═════ Supplied data ═════

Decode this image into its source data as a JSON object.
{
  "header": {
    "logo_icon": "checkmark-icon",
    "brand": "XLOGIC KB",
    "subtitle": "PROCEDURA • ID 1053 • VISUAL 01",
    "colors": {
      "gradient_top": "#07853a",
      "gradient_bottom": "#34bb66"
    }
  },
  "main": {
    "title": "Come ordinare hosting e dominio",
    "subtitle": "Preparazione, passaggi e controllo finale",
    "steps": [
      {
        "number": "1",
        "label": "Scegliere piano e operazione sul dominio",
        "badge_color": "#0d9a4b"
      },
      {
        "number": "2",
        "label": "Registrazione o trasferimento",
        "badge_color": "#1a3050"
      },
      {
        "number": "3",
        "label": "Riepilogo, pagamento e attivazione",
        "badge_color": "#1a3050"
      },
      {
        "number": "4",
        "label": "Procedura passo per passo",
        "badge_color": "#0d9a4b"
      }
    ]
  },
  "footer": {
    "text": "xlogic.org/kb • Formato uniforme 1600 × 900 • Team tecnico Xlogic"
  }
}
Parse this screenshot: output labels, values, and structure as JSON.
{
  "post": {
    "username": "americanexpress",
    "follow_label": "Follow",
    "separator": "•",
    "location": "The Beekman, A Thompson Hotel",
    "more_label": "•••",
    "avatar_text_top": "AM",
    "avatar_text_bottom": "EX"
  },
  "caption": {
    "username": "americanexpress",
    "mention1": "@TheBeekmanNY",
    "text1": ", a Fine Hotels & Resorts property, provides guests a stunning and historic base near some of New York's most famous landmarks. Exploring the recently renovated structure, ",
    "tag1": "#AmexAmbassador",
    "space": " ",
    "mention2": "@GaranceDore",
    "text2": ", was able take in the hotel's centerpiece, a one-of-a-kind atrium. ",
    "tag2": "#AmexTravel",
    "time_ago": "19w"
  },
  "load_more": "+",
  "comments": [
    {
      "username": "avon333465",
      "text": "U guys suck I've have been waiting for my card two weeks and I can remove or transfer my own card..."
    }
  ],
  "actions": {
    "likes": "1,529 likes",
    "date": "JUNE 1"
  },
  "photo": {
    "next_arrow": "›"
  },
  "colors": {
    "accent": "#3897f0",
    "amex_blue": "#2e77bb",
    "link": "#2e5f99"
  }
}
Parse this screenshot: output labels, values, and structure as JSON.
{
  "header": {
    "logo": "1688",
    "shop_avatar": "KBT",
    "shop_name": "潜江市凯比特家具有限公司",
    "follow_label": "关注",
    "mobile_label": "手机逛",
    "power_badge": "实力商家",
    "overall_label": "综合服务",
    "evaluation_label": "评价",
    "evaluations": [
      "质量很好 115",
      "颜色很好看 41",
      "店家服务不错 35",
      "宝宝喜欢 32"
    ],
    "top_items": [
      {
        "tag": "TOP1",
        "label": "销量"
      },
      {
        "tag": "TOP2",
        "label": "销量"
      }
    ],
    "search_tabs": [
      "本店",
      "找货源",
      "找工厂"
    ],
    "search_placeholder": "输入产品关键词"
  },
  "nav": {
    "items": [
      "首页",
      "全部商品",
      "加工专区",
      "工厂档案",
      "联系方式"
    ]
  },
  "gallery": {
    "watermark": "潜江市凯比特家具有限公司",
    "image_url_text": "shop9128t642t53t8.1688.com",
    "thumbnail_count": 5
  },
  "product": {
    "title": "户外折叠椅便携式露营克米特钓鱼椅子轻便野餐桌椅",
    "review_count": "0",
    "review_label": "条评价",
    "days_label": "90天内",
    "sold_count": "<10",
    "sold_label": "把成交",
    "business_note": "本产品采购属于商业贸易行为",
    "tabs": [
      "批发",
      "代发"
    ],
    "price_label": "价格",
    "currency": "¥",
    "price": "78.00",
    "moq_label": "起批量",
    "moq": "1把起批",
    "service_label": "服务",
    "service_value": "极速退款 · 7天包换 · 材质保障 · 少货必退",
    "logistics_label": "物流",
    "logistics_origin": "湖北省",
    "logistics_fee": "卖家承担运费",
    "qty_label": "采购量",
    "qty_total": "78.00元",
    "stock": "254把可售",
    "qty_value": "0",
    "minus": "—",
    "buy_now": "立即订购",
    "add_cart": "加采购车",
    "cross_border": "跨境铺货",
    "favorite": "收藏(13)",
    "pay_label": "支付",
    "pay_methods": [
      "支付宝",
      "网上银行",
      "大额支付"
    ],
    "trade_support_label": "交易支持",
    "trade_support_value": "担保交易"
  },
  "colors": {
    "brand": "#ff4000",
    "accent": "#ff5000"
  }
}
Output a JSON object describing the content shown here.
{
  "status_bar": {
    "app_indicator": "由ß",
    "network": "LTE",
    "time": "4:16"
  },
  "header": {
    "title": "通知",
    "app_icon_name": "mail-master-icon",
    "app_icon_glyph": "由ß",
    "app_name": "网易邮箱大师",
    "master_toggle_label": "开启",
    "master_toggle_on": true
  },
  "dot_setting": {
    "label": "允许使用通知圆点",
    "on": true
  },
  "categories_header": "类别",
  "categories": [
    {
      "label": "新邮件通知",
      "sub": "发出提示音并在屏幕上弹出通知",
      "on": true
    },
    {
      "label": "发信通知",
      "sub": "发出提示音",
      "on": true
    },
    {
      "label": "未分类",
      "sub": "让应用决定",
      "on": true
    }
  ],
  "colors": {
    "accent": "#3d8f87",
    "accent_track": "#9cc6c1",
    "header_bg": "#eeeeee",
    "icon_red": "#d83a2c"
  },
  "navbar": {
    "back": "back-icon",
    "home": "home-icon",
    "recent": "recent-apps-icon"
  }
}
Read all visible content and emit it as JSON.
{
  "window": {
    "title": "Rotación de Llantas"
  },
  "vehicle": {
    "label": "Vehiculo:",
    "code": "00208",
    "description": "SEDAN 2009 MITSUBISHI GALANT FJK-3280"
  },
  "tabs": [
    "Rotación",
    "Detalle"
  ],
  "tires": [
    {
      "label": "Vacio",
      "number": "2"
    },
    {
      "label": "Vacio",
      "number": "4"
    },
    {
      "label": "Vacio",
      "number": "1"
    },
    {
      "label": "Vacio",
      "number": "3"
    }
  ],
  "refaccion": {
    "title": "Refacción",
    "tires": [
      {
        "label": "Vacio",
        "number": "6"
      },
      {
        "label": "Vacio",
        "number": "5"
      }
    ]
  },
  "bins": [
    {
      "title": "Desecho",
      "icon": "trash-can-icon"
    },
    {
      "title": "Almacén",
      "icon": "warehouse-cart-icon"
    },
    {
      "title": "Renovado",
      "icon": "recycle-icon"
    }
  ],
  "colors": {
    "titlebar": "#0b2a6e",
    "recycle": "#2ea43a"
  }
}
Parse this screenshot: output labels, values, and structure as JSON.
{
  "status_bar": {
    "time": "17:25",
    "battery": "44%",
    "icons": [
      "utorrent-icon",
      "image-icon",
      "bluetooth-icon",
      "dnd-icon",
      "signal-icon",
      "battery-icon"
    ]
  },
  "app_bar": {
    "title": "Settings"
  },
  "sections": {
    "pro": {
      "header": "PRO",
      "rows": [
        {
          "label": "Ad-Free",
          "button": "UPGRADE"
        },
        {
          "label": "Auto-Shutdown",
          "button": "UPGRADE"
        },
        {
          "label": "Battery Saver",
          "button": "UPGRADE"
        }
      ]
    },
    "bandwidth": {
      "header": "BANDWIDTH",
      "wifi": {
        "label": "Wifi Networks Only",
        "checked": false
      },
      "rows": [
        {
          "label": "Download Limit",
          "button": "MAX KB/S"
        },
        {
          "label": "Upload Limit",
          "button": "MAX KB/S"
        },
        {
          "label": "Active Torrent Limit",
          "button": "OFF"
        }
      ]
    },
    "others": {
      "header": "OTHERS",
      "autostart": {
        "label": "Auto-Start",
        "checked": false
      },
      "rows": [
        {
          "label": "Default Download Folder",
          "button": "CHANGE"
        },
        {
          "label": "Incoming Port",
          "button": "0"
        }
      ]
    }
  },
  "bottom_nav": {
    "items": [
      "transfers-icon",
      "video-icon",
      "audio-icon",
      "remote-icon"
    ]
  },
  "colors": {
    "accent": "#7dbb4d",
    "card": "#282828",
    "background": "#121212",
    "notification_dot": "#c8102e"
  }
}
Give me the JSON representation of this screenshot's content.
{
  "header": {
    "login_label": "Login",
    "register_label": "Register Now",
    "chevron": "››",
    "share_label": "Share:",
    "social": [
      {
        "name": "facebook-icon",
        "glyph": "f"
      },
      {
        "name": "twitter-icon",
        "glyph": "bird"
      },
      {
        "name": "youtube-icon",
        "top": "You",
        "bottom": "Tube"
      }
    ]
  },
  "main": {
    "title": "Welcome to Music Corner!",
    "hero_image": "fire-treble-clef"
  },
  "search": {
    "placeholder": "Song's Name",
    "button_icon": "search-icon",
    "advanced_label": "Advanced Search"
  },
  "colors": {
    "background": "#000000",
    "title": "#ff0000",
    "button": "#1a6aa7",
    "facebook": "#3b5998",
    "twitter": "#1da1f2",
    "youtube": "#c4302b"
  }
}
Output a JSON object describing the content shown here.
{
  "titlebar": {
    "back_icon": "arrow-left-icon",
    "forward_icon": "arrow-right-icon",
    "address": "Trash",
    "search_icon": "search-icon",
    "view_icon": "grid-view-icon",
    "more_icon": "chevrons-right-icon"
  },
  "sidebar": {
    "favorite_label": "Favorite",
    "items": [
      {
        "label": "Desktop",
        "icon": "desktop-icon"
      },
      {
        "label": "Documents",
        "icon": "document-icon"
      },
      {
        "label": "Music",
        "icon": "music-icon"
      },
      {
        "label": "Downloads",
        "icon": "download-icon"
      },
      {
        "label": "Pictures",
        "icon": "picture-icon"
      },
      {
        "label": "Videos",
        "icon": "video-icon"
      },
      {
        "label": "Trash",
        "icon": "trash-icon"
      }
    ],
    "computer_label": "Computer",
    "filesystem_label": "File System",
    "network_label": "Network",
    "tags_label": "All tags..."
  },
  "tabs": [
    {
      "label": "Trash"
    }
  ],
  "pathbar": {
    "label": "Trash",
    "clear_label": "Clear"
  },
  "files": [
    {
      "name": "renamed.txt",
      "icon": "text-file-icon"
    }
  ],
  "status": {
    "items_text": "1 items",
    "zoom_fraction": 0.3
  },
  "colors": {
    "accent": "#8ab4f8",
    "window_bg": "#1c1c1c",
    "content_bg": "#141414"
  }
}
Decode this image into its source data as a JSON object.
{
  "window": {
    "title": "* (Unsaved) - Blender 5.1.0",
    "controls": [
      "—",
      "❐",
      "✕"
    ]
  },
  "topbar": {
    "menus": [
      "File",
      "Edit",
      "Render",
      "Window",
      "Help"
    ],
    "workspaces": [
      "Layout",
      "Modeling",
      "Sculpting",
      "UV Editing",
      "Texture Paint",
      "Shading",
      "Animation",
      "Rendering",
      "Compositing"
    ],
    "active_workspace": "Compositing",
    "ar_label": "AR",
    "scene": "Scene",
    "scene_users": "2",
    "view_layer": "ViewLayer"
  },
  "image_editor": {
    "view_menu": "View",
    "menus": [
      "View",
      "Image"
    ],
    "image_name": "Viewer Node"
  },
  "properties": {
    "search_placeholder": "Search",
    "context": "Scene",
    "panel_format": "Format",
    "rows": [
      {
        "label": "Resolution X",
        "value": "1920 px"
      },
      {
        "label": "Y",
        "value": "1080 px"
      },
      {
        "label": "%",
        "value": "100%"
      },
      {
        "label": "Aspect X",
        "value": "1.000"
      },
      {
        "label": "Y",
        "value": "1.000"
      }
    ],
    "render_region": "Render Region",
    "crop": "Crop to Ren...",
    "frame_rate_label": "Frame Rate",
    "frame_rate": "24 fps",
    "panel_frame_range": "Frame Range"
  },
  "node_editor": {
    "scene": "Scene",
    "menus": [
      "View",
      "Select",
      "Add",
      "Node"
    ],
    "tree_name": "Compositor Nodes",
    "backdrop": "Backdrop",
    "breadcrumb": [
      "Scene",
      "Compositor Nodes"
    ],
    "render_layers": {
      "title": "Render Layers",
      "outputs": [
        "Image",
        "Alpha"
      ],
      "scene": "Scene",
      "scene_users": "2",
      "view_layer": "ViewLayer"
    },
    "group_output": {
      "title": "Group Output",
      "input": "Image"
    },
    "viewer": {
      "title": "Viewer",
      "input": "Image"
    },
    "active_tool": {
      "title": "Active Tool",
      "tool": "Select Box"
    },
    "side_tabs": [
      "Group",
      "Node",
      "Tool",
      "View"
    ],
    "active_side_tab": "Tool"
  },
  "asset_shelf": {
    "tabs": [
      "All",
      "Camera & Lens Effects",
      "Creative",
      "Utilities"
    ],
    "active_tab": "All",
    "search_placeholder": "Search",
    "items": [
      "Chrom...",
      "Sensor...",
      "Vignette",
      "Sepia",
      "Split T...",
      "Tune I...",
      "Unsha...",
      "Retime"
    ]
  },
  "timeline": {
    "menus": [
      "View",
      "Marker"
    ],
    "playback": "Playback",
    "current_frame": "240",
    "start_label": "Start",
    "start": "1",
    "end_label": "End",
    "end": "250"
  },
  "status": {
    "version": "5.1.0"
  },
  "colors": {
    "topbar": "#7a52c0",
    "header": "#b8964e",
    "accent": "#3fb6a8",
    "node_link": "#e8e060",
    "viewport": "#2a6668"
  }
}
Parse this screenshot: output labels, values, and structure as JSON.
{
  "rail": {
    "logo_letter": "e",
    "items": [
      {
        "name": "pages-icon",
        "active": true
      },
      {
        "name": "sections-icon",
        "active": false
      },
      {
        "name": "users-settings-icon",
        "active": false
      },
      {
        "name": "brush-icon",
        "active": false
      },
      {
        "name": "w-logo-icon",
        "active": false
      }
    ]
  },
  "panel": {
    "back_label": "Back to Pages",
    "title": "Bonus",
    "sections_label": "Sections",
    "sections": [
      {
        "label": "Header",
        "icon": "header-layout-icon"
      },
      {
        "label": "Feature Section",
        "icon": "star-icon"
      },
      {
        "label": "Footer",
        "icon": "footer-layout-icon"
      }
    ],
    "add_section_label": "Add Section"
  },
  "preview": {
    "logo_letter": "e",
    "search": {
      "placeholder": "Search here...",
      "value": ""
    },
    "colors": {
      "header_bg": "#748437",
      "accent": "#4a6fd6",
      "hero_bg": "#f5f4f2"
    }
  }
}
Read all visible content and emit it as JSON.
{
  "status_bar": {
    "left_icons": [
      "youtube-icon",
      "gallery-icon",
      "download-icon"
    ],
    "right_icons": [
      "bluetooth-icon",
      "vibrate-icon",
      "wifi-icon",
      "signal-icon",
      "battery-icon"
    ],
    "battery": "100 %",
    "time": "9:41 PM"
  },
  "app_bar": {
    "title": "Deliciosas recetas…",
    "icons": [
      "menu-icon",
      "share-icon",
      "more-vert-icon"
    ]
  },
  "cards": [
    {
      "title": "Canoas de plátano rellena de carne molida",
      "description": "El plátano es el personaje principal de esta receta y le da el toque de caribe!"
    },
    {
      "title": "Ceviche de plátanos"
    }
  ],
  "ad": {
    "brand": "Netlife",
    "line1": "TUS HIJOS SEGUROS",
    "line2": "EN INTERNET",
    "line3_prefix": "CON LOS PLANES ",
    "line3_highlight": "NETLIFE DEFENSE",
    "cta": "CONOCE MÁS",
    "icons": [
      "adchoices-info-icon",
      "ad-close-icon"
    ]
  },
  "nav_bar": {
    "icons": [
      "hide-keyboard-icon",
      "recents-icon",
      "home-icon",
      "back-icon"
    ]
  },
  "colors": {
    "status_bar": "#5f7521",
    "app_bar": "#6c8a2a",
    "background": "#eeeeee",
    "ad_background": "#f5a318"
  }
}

═════

• **Task details**:
Of the lines in the material above, state how many contain the string "Nodes"; give no other text.

• **Solution for this problem**:
2